Gather, from the listing beneath this task, every line holding the string "type".

• _Records_
——

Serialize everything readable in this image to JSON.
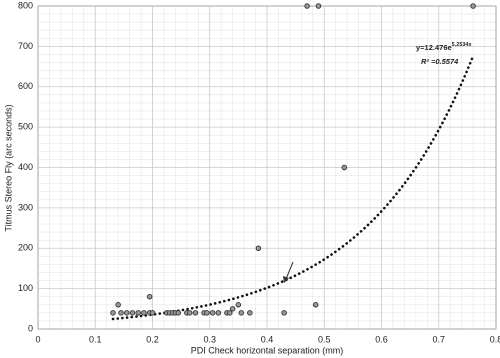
{
  "chart_data": {
    "type": "scatter",
    "x_label": "PDI Check horizontal separation (mm)",
    "y_label": "Titmus Stereo Fly (arc seconds)",
    "x": [
      0.131,
      0.14,
      0.145,
      0.155,
      0.165,
      0.175,
      0.185,
      0.195,
      0.195,
      0.2,
      0.225,
      0.23,
      0.235,
      0.24,
      0.245,
      0.26,
      0.265,
      0.275,
      0.29,
      0.295,
      0.305,
      0.315,
      0.33,
      0.335,
      0.34,
      0.35,
      0.355,
      0.37,
      0.385,
      0.43,
      0.47,
      0.49,
      0.485,
      0.535,
      0.76
    ],
    "values": [
      40,
      60,
      40,
      40,
      40,
      40,
      40,
      40,
      80,
      40,
      40,
      40,
      40,
      40,
      40,
      40,
      40,
      40,
      40,
      40,
      40,
      40,
      40,
      40,
      50,
      60,
      40,
      40,
      200,
      40,
      800,
      800,
      60,
      400,
      800
    ],
    "marker_color": "#999999",
    "xlim": [
      0,
      0.8
    ],
    "xticks": [
      0,
      0.1,
      0.2,
      0.3,
      0.4,
      0.5,
      0.6,
      0.7,
      0.8
    ],
    "ylim": [
      0,
      800
    ],
    "yticks": [
      0,
      100,
      200,
      300,
      400,
      500,
      600,
      700,
      800
    ],
    "grid": true,
    "minor_divisions": 5,
    "trendline": {
      "type": "exponential",
      "a": 12.476,
      "b": 5.2534,
      "color": "#111111",
      "equation": "y=12.476e",
      "exponent": "5.2534x",
      "r_squared": "R² =0.5574"
    }
  }
}
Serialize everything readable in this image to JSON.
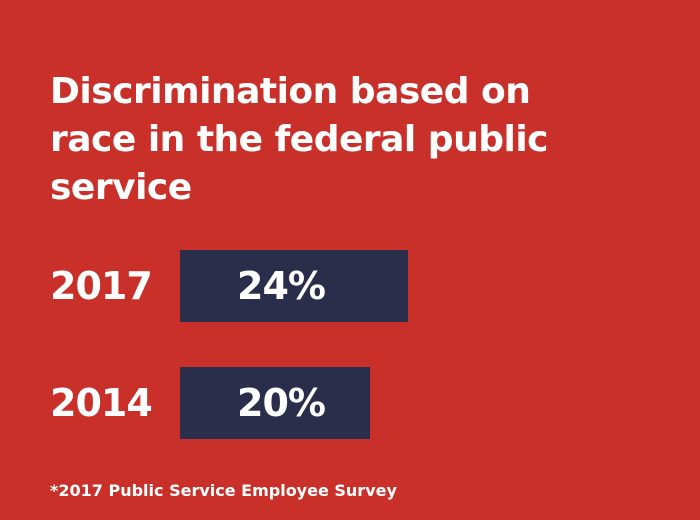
{
  "chart_data": {
    "type": "bar",
    "orientation": "horizontal",
    "title": "Discrimination based on race in the federal public service",
    "categories": [
      "2017",
      "2014"
    ],
    "values": [
      24,
      20
    ],
    "value_labels": [
      "24%",
      "20%"
    ],
    "unit": "%",
    "footnote": "*2017 Public Service Employee Survey",
    "grid": false,
    "legend": "none"
  },
  "colors": {
    "background": "#c9302a",
    "bar": "#2b2e4a",
    "text": "#ffffff"
  }
}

——

• _Solution for this task_
    "type": "scatter",
      "type": "exponential",
    "type": "bar",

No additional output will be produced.